Records from a collection of figures:

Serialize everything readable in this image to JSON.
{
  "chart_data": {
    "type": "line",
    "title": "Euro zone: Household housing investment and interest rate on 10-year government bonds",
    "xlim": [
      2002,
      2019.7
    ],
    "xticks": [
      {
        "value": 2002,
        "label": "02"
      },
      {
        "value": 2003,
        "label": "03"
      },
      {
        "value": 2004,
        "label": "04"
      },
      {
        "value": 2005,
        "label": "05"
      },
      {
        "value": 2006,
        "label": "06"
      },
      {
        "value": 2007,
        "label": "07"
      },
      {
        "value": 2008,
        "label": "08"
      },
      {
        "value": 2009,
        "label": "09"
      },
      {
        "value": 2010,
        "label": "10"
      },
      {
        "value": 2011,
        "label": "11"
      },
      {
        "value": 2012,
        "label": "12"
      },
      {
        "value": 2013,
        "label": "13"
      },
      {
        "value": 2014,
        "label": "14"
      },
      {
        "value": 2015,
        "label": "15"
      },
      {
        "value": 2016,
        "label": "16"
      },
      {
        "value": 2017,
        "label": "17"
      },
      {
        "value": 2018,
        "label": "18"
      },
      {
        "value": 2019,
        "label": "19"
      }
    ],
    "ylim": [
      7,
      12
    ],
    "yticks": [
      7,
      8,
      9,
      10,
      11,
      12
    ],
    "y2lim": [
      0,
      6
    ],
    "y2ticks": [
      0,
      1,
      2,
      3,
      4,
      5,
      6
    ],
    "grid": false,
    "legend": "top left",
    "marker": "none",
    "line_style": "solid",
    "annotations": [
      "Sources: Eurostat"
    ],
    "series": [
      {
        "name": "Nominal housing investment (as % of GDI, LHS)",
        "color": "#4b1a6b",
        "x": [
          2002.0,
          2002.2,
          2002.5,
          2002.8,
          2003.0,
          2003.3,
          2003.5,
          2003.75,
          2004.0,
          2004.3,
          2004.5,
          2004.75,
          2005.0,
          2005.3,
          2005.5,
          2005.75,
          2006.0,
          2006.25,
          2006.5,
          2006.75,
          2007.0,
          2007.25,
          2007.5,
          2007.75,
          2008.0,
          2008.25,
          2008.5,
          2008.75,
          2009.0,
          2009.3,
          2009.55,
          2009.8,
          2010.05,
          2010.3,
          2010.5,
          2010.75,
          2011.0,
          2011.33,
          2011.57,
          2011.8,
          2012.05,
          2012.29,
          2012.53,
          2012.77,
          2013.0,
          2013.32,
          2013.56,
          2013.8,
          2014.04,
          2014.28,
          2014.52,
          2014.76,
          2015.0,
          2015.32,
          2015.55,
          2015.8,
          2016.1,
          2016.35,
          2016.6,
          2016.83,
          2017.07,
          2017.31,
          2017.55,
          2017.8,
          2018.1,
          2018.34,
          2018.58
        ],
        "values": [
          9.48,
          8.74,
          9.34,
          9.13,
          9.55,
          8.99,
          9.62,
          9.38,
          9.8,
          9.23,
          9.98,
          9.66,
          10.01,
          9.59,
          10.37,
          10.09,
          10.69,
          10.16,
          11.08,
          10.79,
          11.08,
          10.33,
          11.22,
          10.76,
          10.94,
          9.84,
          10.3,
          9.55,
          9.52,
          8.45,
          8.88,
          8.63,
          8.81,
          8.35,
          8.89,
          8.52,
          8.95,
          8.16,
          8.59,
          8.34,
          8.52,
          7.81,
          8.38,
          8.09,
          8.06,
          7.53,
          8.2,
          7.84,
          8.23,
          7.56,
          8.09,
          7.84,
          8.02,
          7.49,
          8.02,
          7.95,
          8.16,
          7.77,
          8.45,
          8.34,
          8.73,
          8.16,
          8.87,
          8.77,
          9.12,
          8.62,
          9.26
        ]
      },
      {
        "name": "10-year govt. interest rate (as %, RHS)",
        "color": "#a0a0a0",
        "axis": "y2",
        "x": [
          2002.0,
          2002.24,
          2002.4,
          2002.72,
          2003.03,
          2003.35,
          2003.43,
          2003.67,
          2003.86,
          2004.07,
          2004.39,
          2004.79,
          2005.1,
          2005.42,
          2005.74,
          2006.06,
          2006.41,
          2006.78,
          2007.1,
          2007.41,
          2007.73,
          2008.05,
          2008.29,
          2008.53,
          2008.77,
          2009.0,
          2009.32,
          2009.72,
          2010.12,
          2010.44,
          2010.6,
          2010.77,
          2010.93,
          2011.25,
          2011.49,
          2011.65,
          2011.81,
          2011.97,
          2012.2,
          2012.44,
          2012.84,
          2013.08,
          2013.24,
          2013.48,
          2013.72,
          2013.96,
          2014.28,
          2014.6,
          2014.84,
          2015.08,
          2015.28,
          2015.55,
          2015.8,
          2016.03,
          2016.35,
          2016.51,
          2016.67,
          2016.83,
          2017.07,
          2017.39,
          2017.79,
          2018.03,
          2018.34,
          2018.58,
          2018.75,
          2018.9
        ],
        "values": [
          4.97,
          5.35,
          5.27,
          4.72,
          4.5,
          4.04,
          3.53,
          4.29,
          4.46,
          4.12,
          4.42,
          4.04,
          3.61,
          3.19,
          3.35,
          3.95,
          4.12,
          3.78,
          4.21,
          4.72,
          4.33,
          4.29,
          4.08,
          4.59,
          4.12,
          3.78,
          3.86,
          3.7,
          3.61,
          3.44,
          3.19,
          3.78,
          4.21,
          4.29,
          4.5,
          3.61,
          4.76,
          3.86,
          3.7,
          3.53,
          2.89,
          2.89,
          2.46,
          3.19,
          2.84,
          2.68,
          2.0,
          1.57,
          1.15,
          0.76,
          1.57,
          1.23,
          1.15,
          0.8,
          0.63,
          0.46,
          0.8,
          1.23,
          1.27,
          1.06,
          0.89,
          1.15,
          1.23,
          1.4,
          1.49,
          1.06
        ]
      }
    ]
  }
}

§ Problem details: Establish how many lines of the records contain the string "interest" and state that number without elaboration.

§ Task solution: 2